*PROBLEM TO SOLVE*: Output the material exactly, but drop every image it holds.

################

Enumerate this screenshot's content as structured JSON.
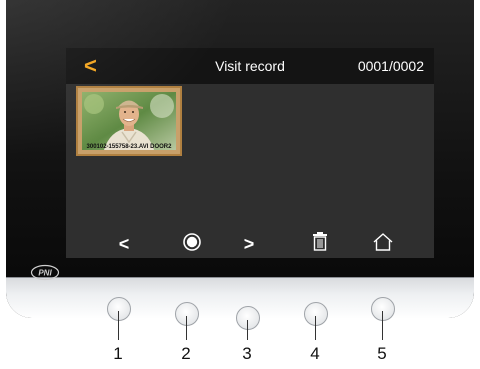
{
  "screen": {
    "back_label": "<",
    "title": "Visit record",
    "page_counter": "0001/0002",
    "thumbnail": {
      "filename": "300102-155758-23.AVI DOOR2"
    },
    "controls": {
      "prev_label": "<",
      "next_label": ">",
      "record_icon": "record-circle-icon",
      "delete_icon": "trash-icon",
      "home_icon": "home-icon"
    }
  },
  "brand": {
    "logo": "PNI"
  },
  "hardware_buttons": [
    "1",
    "2",
    "3",
    "4",
    "5"
  ],
  "colors": {
    "accent": "#f3a51f",
    "screen_bg": "#2f2f2f",
    "topbar_bg": "#141414",
    "device_body": "#111111"
  }
}
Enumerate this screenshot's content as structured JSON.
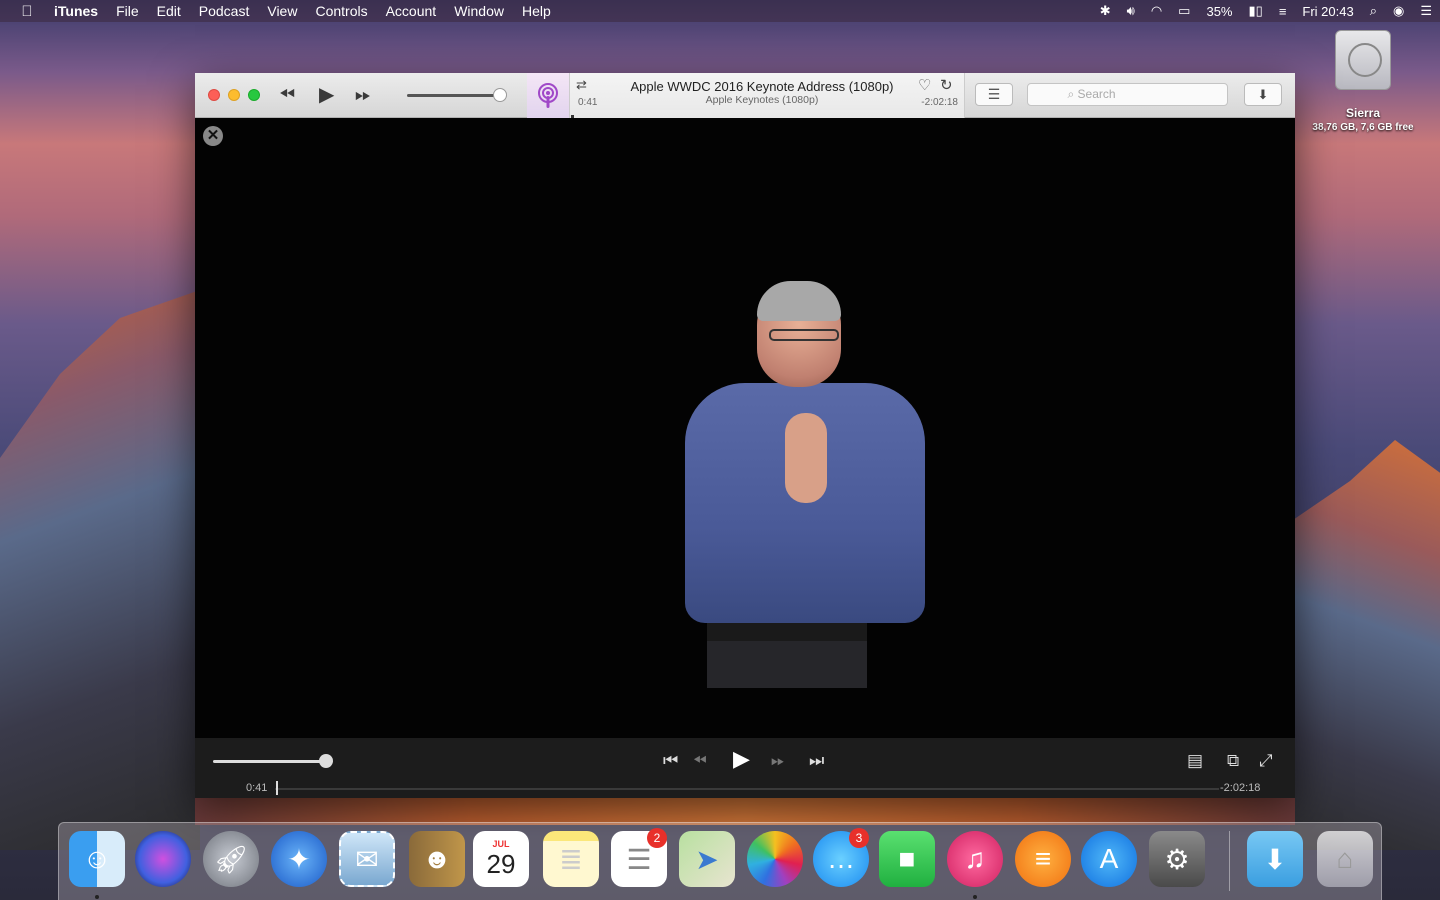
{
  "menubar": {
    "app": "iTunes",
    "items": [
      "File",
      "Edit",
      "Podcast",
      "View",
      "Controls",
      "Account",
      "Window",
      "Help"
    ],
    "battery": "35%",
    "clock": "Fri 20:43"
  },
  "desktop": {
    "disk_name": "Sierra",
    "disk_info": "38,76 GB, 7,6 GB free"
  },
  "toolbar": {
    "title": "Apple WWDC 2016 Keynote Address (1080p)",
    "subtitle": "Apple Keynotes (1080p)",
    "elapsed": "0:41",
    "remaining": "-2:02:18",
    "search_placeholder": "Search",
    "volume_level": 0.92
  },
  "player": {
    "elapsed": "0:41",
    "remaining": "-2:02:18",
    "volume_level": 1.0,
    "progress": 0.006
  },
  "dock": {
    "calendar_month": "JUL",
    "calendar_day": "29",
    "reminders_badge": "2",
    "messages_badge": "3",
    "apps": [
      "Finder",
      "Siri",
      "Launchpad",
      "Safari",
      "Mail",
      "Contacts",
      "Calendar",
      "Notes",
      "Reminders",
      "Maps",
      "Photos",
      "Messages",
      "FaceTime",
      "iTunes",
      "iBooks",
      "App Store",
      "System Preferences",
      "Downloads",
      "Trash"
    ]
  }
}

################

*ANSWER TO THIS TASK*:
Enumerate this screenshot's content as structured JSON.
{
  "screen": {
    "back_label": "<",
    "title": "Visit record",
    "page_counter": "0001/0002",
    "thumbnail": {
      "filename": "300102-155758-23.AVI DOOR2"
    },
    "controls": {
      "prev_label": "<",
      "next_label": ">",
      "record_icon": "record-circle-icon",
      "delete_icon": "trash-icon",
      "home_icon": "home-icon"
    }
  },
  "brand": {
    "logo": "PNI"
  },
  "hardware_buttons": [
    "1",
    "2",
    "3",
    "4",
    "5"
  ],
  "colors": {
    "accent": "#f3a51f",
    "screen_bg": "#2f2f2f",
    "topbar_bg": "#141414",
    "device_body": "#111111"
  }
}
Enumerate this screenshot's content as structured JSON.
{
  "menubar": {
    "app": "iTunes",
    "items": [
      "File",
      "Edit",
      "Podcast",
      "View",
      "Controls",
      "Account",
      "Window",
      "Help"
    ],
    "battery": "35%",
    "clock": "Fri 20:43"
  },
  "desktop": {
    "disk_name": "Sierra",
    "disk_info": "38,76 GB, 7,6 GB free"
  },
  "toolbar": {
    "title": "Apple WWDC 2016 Keynote Address (1080p)",
    "subtitle": "Apple Keynotes (1080p)",
    "elapsed": "0:41",
    "remaining": "-2:02:18",
    "search_placeholder": "Search",
    "volume_level": 0.92
  },
  "player": {
    "elapsed": "0:41",
    "remaining": "-2:02:18",
    "volume_level": 1.0,
    "progress": 0.006
  },
  "dock": {
    "calendar_month": "JUL",
    "calendar_day": "29",
    "reminders_badge": "2",
    "messages_badge": "3",
    "apps": [
      "Finder",
      "Siri",
      "Launchpad",
      "Safari",
      "Mail",
      "Contacts",
      "Calendar",
      "Notes",
      "Reminders",
      "Maps",
      "Photos",
      "Messages",
      "FaceTime",
      "iTunes",
      "iBooks",
      "App Store",
      "System Preferences",
      "Downloads",
      "Trash"
    ]
  }
}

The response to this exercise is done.